Challenge - Below is a set of records; print all of them exactly as written.

Data -
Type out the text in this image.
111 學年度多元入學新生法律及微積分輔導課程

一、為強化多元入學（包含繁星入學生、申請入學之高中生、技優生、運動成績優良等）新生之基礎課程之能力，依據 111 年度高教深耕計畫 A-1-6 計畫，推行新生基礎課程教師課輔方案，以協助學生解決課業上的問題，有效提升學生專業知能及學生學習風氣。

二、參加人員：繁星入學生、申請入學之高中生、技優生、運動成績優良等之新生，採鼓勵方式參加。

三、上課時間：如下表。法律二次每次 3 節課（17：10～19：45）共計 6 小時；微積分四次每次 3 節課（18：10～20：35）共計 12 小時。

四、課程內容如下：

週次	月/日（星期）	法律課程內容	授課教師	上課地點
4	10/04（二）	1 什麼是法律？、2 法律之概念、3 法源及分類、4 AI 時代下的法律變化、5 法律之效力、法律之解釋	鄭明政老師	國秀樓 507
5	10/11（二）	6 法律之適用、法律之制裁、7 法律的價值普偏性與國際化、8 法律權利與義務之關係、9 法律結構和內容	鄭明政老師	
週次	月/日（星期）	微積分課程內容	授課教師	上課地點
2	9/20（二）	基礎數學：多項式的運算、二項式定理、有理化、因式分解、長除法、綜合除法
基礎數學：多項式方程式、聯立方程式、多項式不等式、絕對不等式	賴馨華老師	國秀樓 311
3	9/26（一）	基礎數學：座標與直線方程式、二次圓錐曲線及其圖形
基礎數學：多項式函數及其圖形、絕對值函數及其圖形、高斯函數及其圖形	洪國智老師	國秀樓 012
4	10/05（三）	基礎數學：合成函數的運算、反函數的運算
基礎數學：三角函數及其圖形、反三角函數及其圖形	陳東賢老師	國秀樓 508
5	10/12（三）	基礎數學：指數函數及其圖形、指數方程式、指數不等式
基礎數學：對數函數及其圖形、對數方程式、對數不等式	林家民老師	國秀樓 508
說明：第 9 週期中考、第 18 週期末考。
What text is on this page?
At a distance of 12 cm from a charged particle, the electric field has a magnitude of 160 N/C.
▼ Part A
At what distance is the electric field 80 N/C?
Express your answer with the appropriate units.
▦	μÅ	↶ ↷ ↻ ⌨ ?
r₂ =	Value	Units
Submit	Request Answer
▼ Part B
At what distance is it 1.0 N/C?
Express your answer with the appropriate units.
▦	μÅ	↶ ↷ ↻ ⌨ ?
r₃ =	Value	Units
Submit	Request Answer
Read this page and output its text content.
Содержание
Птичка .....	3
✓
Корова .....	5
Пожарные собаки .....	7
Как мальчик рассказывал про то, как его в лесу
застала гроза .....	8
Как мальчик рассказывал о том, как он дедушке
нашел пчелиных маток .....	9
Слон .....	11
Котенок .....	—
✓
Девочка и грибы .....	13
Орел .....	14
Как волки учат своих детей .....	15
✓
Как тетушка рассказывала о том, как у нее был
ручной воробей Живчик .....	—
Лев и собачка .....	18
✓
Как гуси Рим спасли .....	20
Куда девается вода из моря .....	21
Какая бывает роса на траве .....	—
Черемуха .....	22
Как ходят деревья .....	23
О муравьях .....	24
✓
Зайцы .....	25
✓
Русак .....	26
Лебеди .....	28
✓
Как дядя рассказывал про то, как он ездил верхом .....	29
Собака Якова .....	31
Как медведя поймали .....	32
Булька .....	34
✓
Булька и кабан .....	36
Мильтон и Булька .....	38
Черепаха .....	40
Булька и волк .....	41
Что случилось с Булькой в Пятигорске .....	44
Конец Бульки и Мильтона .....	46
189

The solution -
Type out the text in this image.
111 學年度多元入學新生法律及微積分輔導課程

一、為強化多元入學（包含繁星入學生、申請入學之高中生、技優生、運動成績優良等）新生之基礎課程之能力，依據 111 年度高教深耕計畫 A-1-6 計畫，推行新生基礎課程教師課輔方案，以協助學生解決課業上的問題，有效提升學生專業知能及學生學習風氣。

二、參加人員：繁星入學生、申請入學之高中生、技優生、運動成績優良等之新生，採鼓勵方式參加。

三、上課時間：如下表。法律二次每次 3 節課（17：10～19：45）共計 6 小時；微積分四次每次 3 節課（18：10～20：35）共計 12 小時。

四、課程內容如下：

週次	月/日（星期）	法律課程內容	授課教師	上課地點
4	10/04（二）	1 什麼是法律？、2 法律之概念、3 法源及分類、4 AI 時代下的法律變化、5 法律之效力、法律之解釋	鄭明政老師	國秀樓 507
5	10/11（二）	6 法律之適用、法律之制裁、7 法律的價值普偏性與國際化、8 法律權利與義務之關係、9 法律結構和內容	鄭明政老師	
週次	月/日（星期）	微積分課程內容	授課教師	上課地點
2	9/20（二）	基礎數學：多項式的運算、二項式定理、有理化、因式分解、長除法、綜合除法
基礎數學：多項式方程式、聯立方程式、多項式不等式、絕對不等式	賴馨華老師	國秀樓 311
3	9/26（一）	基礎數學：座標與直線方程式、二次圓錐曲線及其圖形
基礎數學：多項式函數及其圖形、絕對值函數及其圖形、高斯函數及其圖形	洪國智老師	國秀樓 012
4	10/05（三）	基礎數學：合成函數的運算、反函數的運算
基礎數學：三角函數及其圖形、反三角函數及其圖形	陳東賢老師	國秀樓 508
5	10/12（三）	基礎數學：指數函數及其圖形、指數方程式、指數不等式
基礎數學：對數函數及其圖形、對數方程式、對數不等式	林家民老師	國秀樓 508
說明：第 9 週期中考、第 18 週期末考。
What text is on this page?
At a distance of 12 cm from a charged particle, the electric field has a magnitude of 160 N/C.
▼ Part A
At what distance is the electric field 80 N/C?
Express your answer with the appropriate units.
▦	μÅ	↶ ↷ ↻ ⌨ ?
r₂ =	Value	Units
Submit	Request Answer
▼ Part B
At what distance is it 1.0 N/C?
Express your answer with the appropriate units.
▦	μÅ	↶ ↷ ↻ ⌨ ?
r₃ =	Value	Units
Submit	Request Answer
Read this page and output its text content.
Содержание
Птичка .....	3
✓
Корова .....	5
Пожарные собаки .....	7
Как мальчик рассказывал про то, как его в лесу
застала гроза .....	8
Как мальчик рассказывал о том, как он дедушке
нашел пчелиных маток .....	9
Слон .....	11
Котенок .....	—
✓
Девочка и грибы .....	13
Орел .....	14
Как волки учат своих детей .....	15
✓
Как тетушка рассказывала о том, как у нее был
ручной воробей Живчик .....	—
Лев и собачка .....	18
✓
Как гуси Рим спасли .....	20
Куда девается вода из моря .....	21
Какая бывает роса на траве .....	—
Черемуха .....	22
Как ходят деревья .....	23
О муравьях .....	24
✓
Зайцы .....	25
✓
Русак .....	26
Лебеди .....	28
✓
Как дядя рассказывал про то, как он ездил верхом .....	29
Собака Якова .....	31
Как медведя поймали .....	32
Булька .....	34
✓
Булька и кабан .....	36
Мильтон и Булька .....	38
Черепаха .....	40
Булька и волк .....	41
Что случилось с Булькой в Пятигорске .....	44
Конец Бульки и Мильтона .....	46
189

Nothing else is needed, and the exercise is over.